SET PROBLEM ▸ Leave out the pictures and transcribe everything else exactly.

# START OF DATA SHOWN

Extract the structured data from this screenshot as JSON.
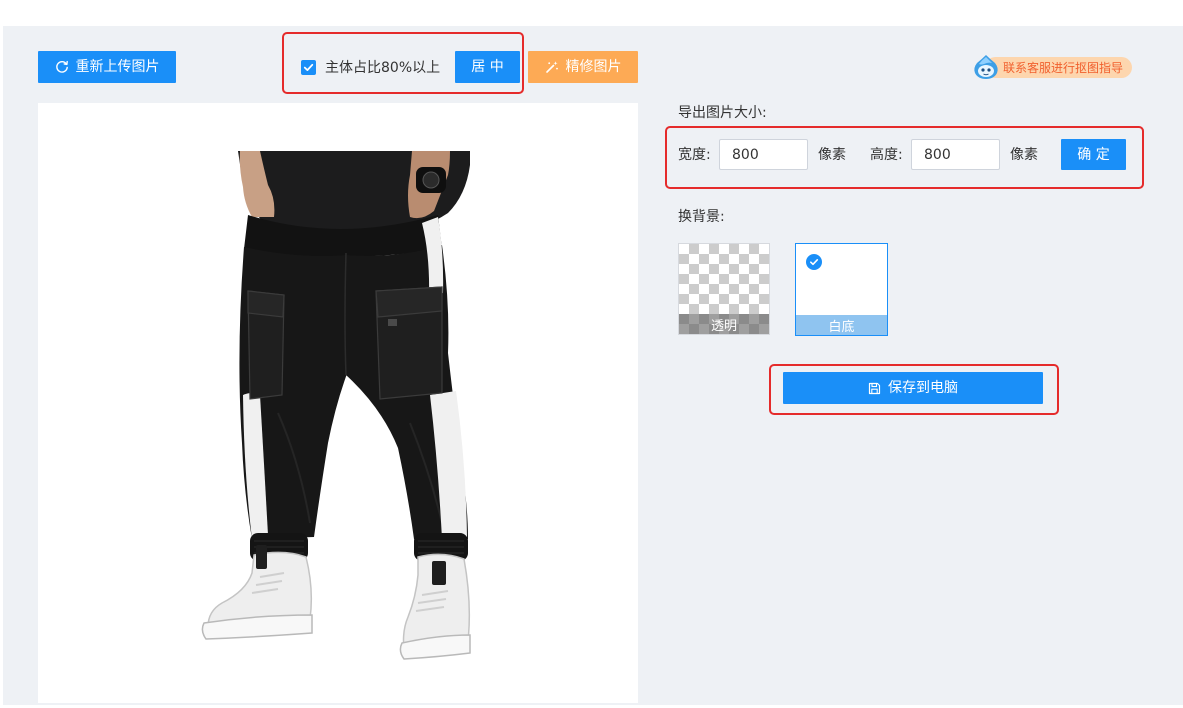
{
  "toolbar": {
    "reupload_label": "重新上传图片",
    "reupload_icon": "refresh-icon",
    "subject_ratio_label": "主体占比80%以上",
    "subject_ratio_checked": true,
    "center_label": "居 中",
    "refine_label": "精修图片",
    "refine_icon": "magic-wand-icon"
  },
  "support": {
    "icon": "mascot-icon",
    "label": "联系客服进行抠图指导"
  },
  "export": {
    "title": "导出图片大小:",
    "width_label": "宽度:",
    "width_value": "800",
    "width_unit": "像素",
    "height_label": "高度:",
    "height_value": "800",
    "height_unit": "像素",
    "confirm_label": "确 定"
  },
  "background": {
    "title": "换背景:",
    "options": [
      {
        "label": "透明",
        "selected": false
      },
      {
        "label": "白底",
        "selected": true
      }
    ]
  },
  "save": {
    "label": "保存到电脑",
    "icon": "save-icon"
  },
  "colors": {
    "primary": "#1a8ff8",
    "accent_orange": "#fdaa55",
    "panel_bg": "#eef1f5",
    "highlight_red": "#e52b2b",
    "support_text": "#f1602e",
    "support_bg": "#fdd6ae"
  }
}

# END OF DATA SHOWN

RESULT OF THIS EXERCISE ▸
Extract the structured data from this screenshot as JSON.
{
  "toolbar": {
    "reupload_label": "重新上传图片",
    "reupload_icon": "refresh-icon",
    "subject_ratio_label": "主体占比80%以上",
    "subject_ratio_checked": true,
    "center_label": "居 中",
    "refine_label": "精修图片",
    "refine_icon": "magic-wand-icon"
  },
  "support": {
    "icon": "mascot-icon",
    "label": "联系客服进行抠图指导"
  },
  "export": {
    "title": "导出图片大小:",
    "width_label": "宽度:",
    "width_value": "800",
    "width_unit": "像素",
    "height_label": "高度:",
    "height_value": "800",
    "height_unit": "像素",
    "confirm_label": "确 定"
  },
  "background": {
    "title": "换背景:",
    "options": [
      {
        "label": "透明",
        "selected": false
      },
      {
        "label": "白底",
        "selected": true
      }
    ]
  },
  "save": {
    "label": "保存到电脑",
    "icon": "save-icon"
  },
  "colors": {
    "primary": "#1a8ff8",
    "accent_orange": "#fdaa55",
    "panel_bg": "#eef1f5",
    "highlight_red": "#e52b2b",
    "support_text": "#f1602e",
    "support_bg": "#fdd6ae"
  }
}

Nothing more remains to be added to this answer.